-------- Task material

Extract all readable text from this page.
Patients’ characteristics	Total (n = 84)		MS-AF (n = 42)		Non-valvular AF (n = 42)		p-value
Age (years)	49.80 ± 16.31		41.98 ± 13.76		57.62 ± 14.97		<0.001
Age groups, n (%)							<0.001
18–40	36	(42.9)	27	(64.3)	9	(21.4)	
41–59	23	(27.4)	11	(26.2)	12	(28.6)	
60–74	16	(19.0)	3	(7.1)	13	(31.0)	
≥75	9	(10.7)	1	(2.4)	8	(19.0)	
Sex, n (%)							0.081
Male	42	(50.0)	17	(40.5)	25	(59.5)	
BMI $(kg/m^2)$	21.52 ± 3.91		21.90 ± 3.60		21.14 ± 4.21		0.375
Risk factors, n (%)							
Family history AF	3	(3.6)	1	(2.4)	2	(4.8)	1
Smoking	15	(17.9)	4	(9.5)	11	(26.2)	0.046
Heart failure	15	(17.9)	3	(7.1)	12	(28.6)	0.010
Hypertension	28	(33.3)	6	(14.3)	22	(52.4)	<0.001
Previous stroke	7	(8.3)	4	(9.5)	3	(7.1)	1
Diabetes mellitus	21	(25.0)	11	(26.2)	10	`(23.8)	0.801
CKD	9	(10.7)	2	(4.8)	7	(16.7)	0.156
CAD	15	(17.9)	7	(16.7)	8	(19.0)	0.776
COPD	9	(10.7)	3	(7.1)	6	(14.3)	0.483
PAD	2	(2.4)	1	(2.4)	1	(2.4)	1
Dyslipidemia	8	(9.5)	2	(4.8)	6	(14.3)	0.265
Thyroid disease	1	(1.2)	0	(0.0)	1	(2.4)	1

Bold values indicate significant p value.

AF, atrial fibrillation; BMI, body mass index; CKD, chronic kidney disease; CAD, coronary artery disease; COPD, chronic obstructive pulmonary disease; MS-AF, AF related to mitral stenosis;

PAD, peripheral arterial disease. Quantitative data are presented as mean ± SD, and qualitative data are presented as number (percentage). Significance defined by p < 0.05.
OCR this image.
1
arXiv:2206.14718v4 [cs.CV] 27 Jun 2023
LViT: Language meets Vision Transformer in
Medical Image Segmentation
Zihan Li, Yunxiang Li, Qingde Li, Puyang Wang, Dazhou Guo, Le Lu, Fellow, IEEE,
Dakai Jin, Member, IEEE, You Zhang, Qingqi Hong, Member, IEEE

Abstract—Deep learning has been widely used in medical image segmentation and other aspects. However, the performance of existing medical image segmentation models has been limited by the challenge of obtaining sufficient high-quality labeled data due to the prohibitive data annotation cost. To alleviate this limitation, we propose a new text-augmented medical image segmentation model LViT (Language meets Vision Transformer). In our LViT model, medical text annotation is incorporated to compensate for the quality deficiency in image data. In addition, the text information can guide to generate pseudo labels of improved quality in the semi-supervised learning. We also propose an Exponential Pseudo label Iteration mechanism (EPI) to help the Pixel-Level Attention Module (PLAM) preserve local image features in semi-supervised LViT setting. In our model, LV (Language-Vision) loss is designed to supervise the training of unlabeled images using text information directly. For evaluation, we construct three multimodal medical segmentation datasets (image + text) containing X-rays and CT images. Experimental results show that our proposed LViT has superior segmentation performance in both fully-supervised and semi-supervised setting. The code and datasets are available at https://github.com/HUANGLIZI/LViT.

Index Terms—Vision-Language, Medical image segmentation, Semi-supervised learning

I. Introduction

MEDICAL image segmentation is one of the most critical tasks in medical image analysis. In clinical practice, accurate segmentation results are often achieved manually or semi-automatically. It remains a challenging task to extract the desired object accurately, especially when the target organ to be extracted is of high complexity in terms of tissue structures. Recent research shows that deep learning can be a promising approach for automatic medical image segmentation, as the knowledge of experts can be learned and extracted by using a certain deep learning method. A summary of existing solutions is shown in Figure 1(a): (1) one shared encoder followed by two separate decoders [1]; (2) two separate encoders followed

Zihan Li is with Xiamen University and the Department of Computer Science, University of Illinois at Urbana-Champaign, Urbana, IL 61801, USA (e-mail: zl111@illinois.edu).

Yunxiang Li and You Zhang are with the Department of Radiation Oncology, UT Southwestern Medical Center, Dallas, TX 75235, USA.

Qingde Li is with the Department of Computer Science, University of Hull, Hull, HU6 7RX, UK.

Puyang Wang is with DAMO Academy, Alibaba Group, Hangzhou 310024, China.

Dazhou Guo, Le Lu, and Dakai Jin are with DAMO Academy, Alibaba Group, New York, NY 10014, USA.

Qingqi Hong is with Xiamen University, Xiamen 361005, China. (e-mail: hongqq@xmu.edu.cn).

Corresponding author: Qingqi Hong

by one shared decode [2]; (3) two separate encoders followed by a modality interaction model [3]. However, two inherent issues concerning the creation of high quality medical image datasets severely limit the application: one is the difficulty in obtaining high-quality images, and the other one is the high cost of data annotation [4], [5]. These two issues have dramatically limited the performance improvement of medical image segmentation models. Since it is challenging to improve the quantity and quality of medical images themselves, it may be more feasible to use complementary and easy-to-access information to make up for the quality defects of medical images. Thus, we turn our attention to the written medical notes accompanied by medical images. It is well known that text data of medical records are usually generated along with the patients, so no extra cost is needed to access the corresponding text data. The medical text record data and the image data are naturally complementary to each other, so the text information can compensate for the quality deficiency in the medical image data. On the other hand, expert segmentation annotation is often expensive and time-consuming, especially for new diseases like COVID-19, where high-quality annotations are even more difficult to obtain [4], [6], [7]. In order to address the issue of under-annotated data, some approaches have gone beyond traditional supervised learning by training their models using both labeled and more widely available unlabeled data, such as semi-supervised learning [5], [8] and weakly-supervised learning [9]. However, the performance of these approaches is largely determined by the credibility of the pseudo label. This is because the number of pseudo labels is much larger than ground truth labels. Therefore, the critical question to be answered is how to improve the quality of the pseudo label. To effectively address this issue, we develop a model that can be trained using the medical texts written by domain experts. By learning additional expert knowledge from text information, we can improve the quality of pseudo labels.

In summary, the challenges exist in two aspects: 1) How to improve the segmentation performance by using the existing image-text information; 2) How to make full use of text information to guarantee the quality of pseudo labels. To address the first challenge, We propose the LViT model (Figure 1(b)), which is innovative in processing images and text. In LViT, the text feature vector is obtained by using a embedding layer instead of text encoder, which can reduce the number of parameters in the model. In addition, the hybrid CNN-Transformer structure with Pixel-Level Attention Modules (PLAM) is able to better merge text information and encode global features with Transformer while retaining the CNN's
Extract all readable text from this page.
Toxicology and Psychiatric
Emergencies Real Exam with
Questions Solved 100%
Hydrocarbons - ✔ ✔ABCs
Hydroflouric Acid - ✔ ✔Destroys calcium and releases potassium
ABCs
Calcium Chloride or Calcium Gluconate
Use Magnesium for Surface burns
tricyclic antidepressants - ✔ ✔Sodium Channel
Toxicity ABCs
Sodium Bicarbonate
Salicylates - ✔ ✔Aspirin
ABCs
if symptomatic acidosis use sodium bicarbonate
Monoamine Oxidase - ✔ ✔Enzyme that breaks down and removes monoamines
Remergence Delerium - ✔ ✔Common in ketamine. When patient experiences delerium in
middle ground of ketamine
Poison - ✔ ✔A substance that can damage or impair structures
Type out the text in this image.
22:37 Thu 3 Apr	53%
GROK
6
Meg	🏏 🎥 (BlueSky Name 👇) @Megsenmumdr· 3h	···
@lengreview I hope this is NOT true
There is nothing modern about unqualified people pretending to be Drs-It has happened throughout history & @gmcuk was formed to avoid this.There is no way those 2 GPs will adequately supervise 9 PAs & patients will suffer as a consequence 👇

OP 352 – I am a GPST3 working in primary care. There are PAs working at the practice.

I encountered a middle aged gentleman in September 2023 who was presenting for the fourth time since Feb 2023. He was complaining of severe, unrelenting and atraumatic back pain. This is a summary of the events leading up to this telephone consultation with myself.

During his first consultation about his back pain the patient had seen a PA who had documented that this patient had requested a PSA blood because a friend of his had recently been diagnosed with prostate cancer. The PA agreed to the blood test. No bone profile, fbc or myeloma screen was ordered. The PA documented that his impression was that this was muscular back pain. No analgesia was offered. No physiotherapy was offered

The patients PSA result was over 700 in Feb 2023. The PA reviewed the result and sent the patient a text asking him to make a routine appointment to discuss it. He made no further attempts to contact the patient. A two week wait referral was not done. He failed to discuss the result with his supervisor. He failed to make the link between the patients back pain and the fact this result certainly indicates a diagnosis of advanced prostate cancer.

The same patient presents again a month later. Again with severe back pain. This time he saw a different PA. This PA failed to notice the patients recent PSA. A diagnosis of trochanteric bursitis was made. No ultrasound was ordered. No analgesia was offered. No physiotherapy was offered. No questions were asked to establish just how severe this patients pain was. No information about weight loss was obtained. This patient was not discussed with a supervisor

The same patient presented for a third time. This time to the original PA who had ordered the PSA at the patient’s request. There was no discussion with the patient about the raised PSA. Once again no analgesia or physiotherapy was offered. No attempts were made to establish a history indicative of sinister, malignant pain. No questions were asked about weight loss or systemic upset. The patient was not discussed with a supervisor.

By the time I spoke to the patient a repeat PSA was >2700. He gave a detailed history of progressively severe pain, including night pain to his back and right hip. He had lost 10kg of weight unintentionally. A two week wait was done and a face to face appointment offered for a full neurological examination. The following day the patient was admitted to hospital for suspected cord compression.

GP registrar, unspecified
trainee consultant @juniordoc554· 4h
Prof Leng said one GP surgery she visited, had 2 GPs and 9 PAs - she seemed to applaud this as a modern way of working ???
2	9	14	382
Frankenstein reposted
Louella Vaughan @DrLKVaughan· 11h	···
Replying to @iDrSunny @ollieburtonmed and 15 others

----------------

§ **Exercise brief**
Every line of the listing that holds "Zhang" should be found and copied.

§ **Task answer**
Dakai Jin, Member, IEEE, You Zhang, Qingqi Hong, Member, IEEE
Yunxiang Li and You Zhang are with the Department of Radiation Oncology, UT Southwestern Medical Center, Dallas, TX 75235, USA.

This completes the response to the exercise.